[start RECORDS TO PROCESS]

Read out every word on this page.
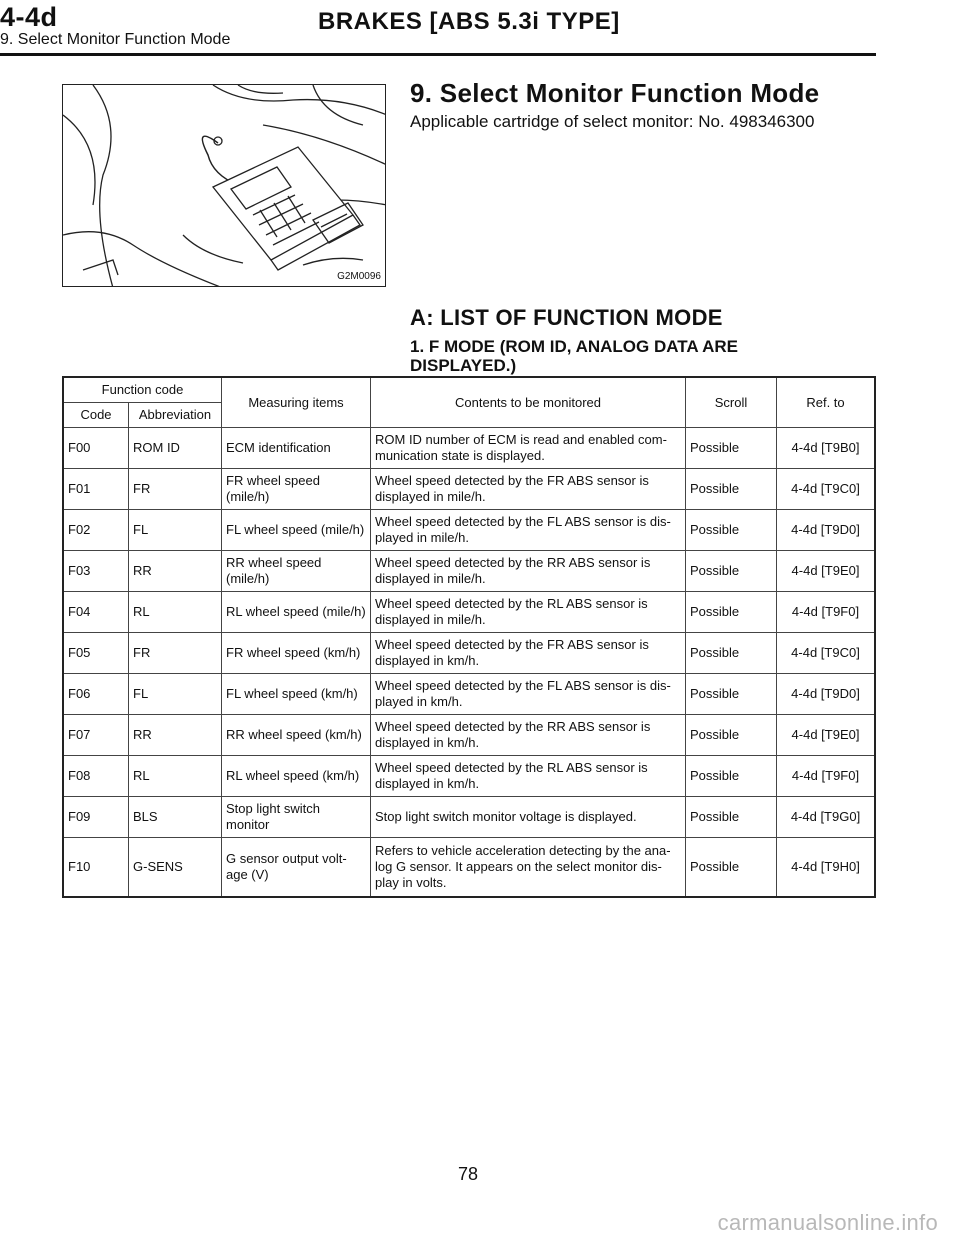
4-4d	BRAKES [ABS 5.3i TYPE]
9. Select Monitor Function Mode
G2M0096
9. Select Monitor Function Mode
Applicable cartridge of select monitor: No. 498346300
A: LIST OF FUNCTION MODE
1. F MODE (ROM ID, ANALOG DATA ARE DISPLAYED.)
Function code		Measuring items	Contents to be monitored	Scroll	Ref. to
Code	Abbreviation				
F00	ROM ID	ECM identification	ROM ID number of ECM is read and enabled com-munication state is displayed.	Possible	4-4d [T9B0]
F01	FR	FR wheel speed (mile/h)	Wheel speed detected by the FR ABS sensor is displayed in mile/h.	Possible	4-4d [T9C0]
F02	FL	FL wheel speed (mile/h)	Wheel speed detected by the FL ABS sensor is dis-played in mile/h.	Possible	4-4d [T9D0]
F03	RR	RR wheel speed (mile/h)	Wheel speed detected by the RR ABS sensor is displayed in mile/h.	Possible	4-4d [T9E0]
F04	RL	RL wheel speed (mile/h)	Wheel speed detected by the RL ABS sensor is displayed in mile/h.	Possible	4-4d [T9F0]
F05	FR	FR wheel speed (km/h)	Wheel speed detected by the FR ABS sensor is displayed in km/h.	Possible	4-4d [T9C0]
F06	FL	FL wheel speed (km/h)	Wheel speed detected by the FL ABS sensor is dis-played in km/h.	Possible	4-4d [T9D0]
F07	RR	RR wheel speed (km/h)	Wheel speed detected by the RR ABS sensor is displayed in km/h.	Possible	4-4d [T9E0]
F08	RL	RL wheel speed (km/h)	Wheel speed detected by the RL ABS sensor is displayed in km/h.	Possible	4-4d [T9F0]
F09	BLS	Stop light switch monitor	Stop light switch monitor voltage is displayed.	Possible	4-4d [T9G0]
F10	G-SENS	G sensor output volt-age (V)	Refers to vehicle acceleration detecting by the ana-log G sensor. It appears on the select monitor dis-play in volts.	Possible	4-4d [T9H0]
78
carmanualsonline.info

[end RECORDS TO PROCESS]
[start RECORDS TO PROCESS]

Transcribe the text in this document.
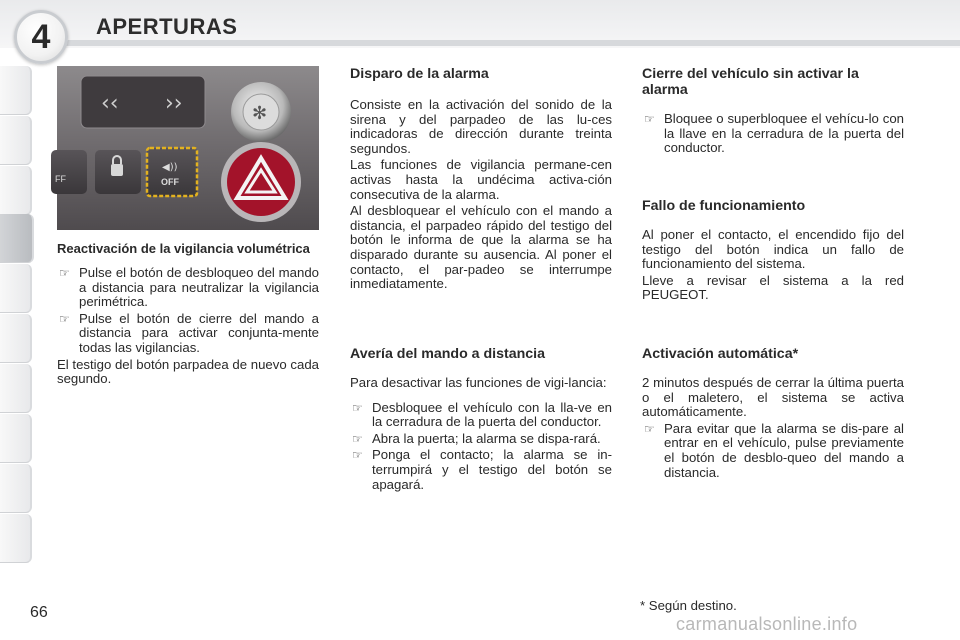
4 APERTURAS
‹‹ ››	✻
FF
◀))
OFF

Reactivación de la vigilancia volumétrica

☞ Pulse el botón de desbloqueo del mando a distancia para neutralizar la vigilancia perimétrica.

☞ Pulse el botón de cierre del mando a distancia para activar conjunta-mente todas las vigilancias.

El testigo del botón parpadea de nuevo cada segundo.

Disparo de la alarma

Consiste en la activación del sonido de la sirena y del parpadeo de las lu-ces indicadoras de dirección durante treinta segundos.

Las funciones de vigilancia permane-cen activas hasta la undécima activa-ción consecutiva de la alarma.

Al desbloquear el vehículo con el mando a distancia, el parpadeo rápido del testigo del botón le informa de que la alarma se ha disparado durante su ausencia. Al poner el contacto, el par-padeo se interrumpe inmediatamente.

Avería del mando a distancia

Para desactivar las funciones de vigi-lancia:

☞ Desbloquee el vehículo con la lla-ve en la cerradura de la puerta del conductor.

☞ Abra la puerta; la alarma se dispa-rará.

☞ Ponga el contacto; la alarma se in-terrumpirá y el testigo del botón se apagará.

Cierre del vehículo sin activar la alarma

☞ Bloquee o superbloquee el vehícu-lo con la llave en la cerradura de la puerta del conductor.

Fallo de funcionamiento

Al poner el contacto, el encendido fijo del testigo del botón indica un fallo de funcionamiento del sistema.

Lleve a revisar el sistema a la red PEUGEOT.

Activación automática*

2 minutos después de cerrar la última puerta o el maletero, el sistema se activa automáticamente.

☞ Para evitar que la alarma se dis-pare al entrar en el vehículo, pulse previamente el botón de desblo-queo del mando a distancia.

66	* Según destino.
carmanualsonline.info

[end RECORDS TO PROCESS]
[start RECORDS TO PROCESS]

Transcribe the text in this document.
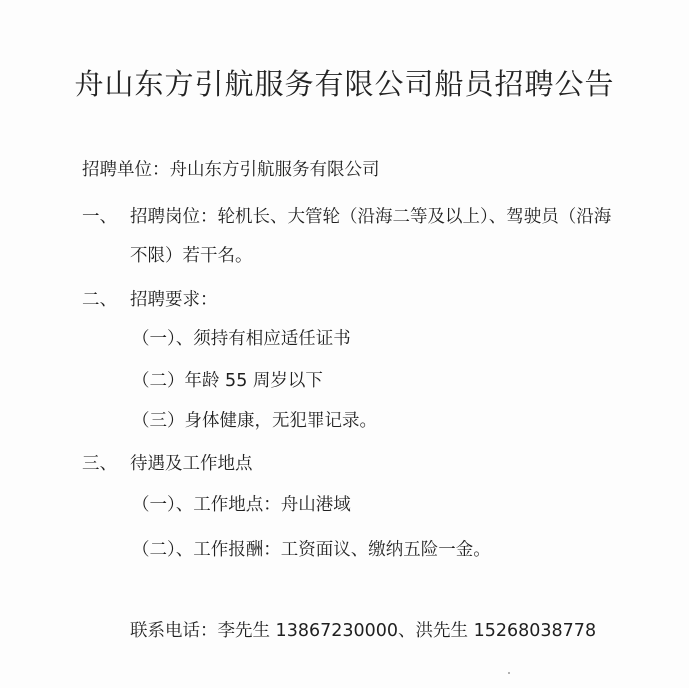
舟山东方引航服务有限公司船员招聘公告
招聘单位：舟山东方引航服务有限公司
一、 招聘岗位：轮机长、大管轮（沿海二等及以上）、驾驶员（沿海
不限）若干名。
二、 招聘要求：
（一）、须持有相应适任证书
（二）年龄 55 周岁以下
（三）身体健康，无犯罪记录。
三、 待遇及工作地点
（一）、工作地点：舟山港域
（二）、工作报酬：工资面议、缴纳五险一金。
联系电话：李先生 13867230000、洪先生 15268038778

[end RECORDS TO PROCESS]

Write out each line of the data that holds the string "wheel".

F01	FR	FR wheel speed (mile/h)	Wheel speed detected by the FR ABS sensor is displayed in mile/h.	Possible	4-4d [T9C0]
F02	FL	FL wheel speed (mile/h)	Wheel speed detected by the FL ABS sensor is dis-played in mile/h.	Possible	4-4d [T9D0]
F03	RR	RR wheel speed (mile/h)	Wheel speed detected by the RR ABS sensor is displayed in mile/h.	Possible	4-4d [T9E0]
F04	RL	RL wheel speed (mile/h)	Wheel speed detected by the RL ABS sensor is displayed in mile/h.	Possible	4-4d [T9F0]
F05	FR	FR wheel speed (km/h)	Wheel speed detected by the FR ABS sensor is displayed in km/h.	Possible	4-4d [T9C0]
F06	FL	FL wheel speed (km/h)	Wheel speed detected by the FL ABS sensor is dis-played in km/h.	Possible	4-4d [T9D0]
F07	RR	RR wheel speed (km/h)	Wheel speed detected by the RR ABS sensor is displayed in km/h.	Possible	4-4d [T9E0]
F08	RL	RL wheel speed (km/h)	Wheel speed detected by the RL ABS sensor is displayed in km/h.	Possible	4-4d [T9F0]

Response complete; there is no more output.